■ What needs to be done ■
Pictures within the data are to be left out; everything else must be reproduced exactly.

■ Dataset entries ■

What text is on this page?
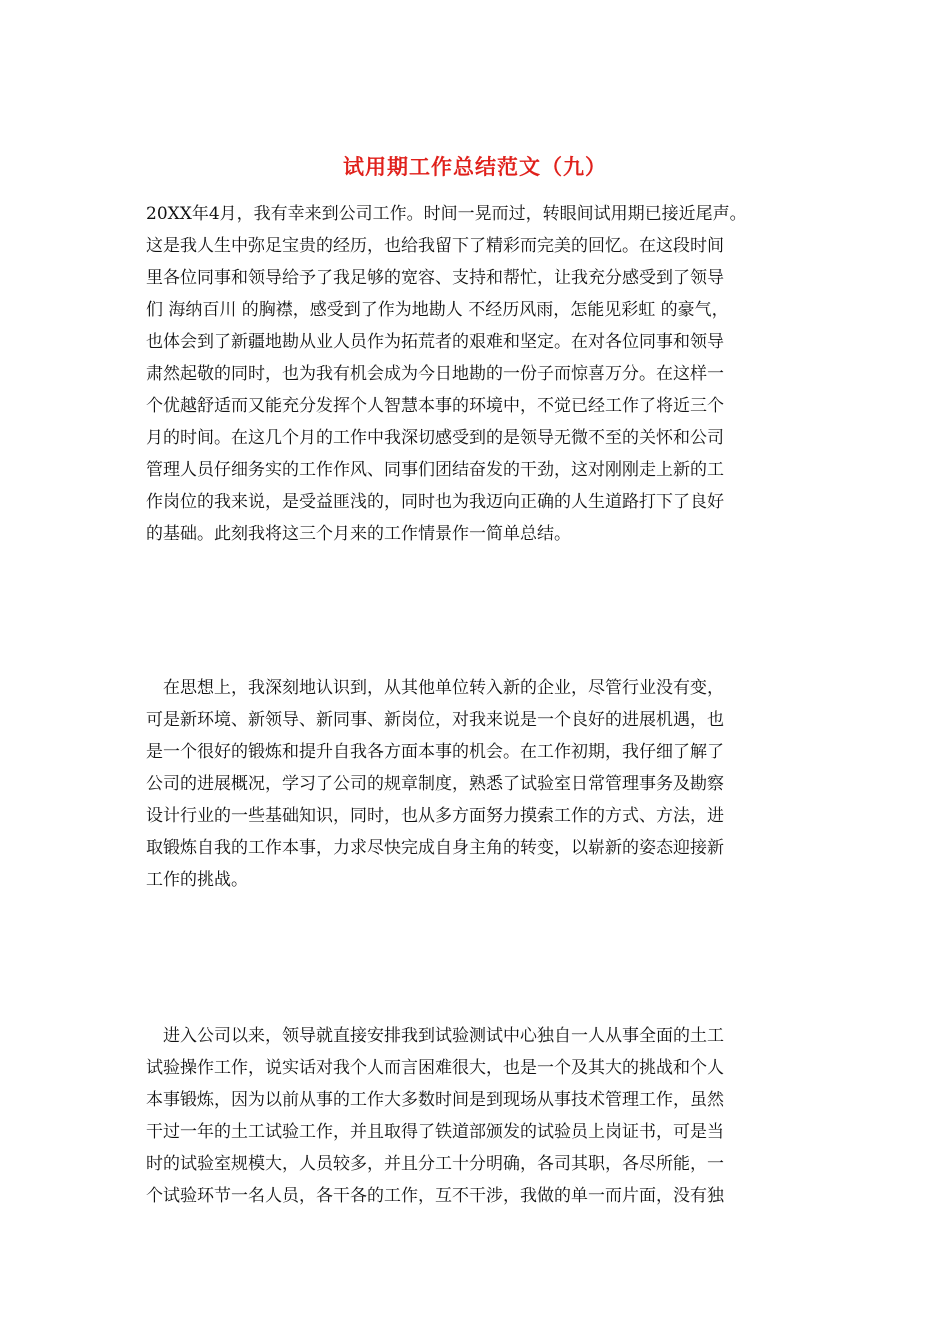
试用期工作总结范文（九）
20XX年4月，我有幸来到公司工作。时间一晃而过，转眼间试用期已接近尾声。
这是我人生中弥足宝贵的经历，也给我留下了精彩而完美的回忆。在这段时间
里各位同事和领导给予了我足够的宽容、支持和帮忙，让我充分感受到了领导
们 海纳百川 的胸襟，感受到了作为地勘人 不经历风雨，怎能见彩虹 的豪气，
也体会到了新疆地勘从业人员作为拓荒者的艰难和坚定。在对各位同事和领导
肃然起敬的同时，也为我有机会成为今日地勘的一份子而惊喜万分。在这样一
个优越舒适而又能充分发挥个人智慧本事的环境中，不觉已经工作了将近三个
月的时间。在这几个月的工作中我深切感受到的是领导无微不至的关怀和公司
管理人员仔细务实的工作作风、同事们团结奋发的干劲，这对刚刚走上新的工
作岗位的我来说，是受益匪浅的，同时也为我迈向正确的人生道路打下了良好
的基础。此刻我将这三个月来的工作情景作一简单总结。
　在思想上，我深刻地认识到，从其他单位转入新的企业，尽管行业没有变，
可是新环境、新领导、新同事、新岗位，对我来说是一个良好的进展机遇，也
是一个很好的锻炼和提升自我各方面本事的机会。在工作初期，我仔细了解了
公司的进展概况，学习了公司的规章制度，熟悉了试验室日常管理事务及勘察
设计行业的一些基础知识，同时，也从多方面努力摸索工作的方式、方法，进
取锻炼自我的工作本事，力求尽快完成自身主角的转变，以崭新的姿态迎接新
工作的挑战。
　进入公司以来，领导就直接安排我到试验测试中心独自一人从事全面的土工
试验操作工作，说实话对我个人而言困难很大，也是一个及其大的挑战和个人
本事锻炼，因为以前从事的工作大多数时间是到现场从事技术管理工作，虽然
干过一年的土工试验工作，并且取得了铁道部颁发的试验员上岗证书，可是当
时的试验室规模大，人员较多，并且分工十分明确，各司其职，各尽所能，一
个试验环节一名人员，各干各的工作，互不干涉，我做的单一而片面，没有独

■ Complete response ■
What text is on this page?
试用期工作总结范文（九）
20XX年4月，我有幸来到公司工作。时间一晃而过，转眼间试用期已接近尾声。
这是我人生中弥足宝贵的经历，也给我留下了精彩而完美的回忆。在这段时间
里各位同事和领导给予了我足够的宽容、支持和帮忙，让我充分感受到了领导
们 海纳百川 的胸襟，感受到了作为地勘人 不经历风雨，怎能见彩虹 的豪气，
也体会到了新疆地勘从业人员作为拓荒者的艰难和坚定。在对各位同事和领导
肃然起敬的同时，也为我有机会成为今日地勘的一份子而惊喜万分。在这样一
个优越舒适而又能充分发挥个人智慧本事的环境中，不觉已经工作了将近三个
月的时间。在这几个月的工作中我深切感受到的是领导无微不至的关怀和公司
管理人员仔细务实的工作作风、同事们团结奋发的干劲，这对刚刚走上新的工
作岗位的我来说，是受益匪浅的，同时也为我迈向正确的人生道路打下了良好
的基础。此刻我将这三个月来的工作情景作一简单总结。
　在思想上，我深刻地认识到，从其他单位转入新的企业，尽管行业没有变，
可是新环境、新领导、新同事、新岗位，对我来说是一个良好的进展机遇，也
是一个很好的锻炼和提升自我各方面本事的机会。在工作初期，我仔细了解了
公司的进展概况，学习了公司的规章制度，熟悉了试验室日常管理事务及勘察
设计行业的一些基础知识，同时，也从多方面努力摸索工作的方式、方法，进
取锻炼自我的工作本事，力求尽快完成自身主角的转变，以崭新的姿态迎接新
工作的挑战。
　进入公司以来，领导就直接安排我到试验测试中心独自一人从事全面的土工
试验操作工作，说实话对我个人而言困难很大，也是一个及其大的挑战和个人
本事锻炼，因为以前从事的工作大多数时间是到现场从事技术管理工作，虽然
干过一年的土工试验工作，并且取得了铁道部颁发的试验员上岗证书，可是当
时的试验室规模大，人员较多，并且分工十分明确，各司其职，各尽所能，一
个试验环节一名人员，各干各的工作，互不干涉，我做的单一而片面，没有独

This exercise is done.